Material =
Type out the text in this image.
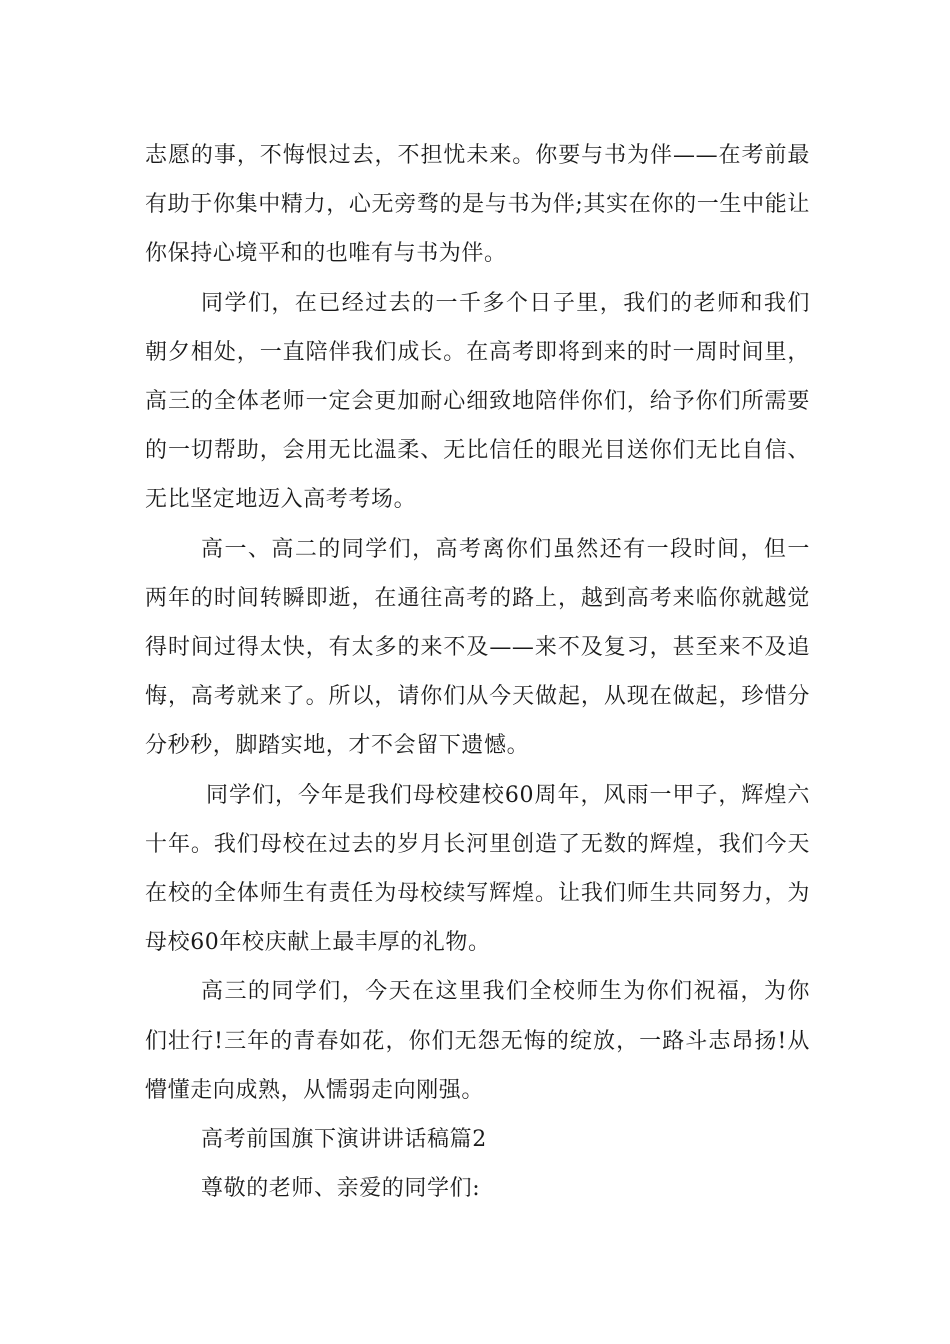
志愿的事，不悔恨过去，不担忧未来。你要与书为伴——在考前最有助于你集中精力，心无旁骛的是与书为伴;其实在你的一生中能让你保持心境平和的也唯有与书为伴。

同学们，在已经过去的一千多个日子里，我们的老师和我们朝夕相处，一直陪伴我们成长。在高考即将到来的时一周时间里，高三的全体老师一定会更加耐心细致地陪伴你们，给予你们所需要的一切帮助，会用无比温柔、无比信任的眼光目送你们无比自信、无比坚定地迈入高考考场。

高一、高二的同学们，高考离你们虽然还有一段时间，但一两年的时间转瞬即逝，在通往高考的路上，越到高考来临你就越觉得时间过得太快，有太多的来不及——来不及复习，甚至来不及追悔，高考就来了。所以，请你们从今天做起，从现在做起，珍惜分分秒秒，脚踏实地，才不会留下遗憾。

同学们，今年是我们母校建校60周年，风雨一甲子，辉煌六十年。我们母校在过去的岁月长河里创造了无数的辉煌，我们今天在校的全体师生有责任为母校续写辉煌。让我们师生共同努力，为母校60年校庆献上最丰厚的礼物。

高三的同学们，今天在这里我们全校师生为你们祝福，为你们壮行!三年的青春如花，你们无怨无悔的绽放，一路斗志昂扬!从懵懂走向成熟，从懦弱走向刚强。

高考前国旗下演讲讲话稿篇2

尊敬的老师、亲爱的同学们:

Exercise prompt = Images in the data above are to be skipped. Retype all other material exactly.

Finished exercise =
Type out the text in this image.
志愿的事，不悔恨过去，不担忧未来。你要与书为伴——在考前最有助于你集中精力，心无旁骛的是与书为伴;其实在你的一生中能让你保持心境平和的也唯有与书为伴。

同学们，在已经过去的一千多个日子里，我们的老师和我们朝夕相处，一直陪伴我们成长。在高考即将到来的时一周时间里，高三的全体老师一定会更加耐心细致地陪伴你们，给予你们所需要的一切帮助，会用无比温柔、无比信任的眼光目送你们无比自信、无比坚定地迈入高考考场。

高一、高二的同学们，高考离你们虽然还有一段时间，但一两年的时间转瞬即逝，在通往高考的路上，越到高考来临你就越觉得时间过得太快，有太多的来不及——来不及复习，甚至来不及追悔，高考就来了。所以，请你们从今天做起，从现在做起，珍惜分分秒秒，脚踏实地，才不会留下遗憾。

同学们，今年是我们母校建校60周年，风雨一甲子，辉煌六十年。我们母校在过去的岁月长河里创造了无数的辉煌，我们今天在校的全体师生有责任为母校续写辉煌。让我们师生共同努力，为母校60年校庆献上最丰厚的礼物。

高三的同学们，今天在这里我们全校师生为你们祝福，为你们壮行!三年的青春如花，你们无怨无悔的绽放，一路斗志昂扬!从懵懂走向成熟，从懦弱走向刚强。

高考前国旗下演讲讲话稿篇2

尊敬的老师、亲爱的同学们:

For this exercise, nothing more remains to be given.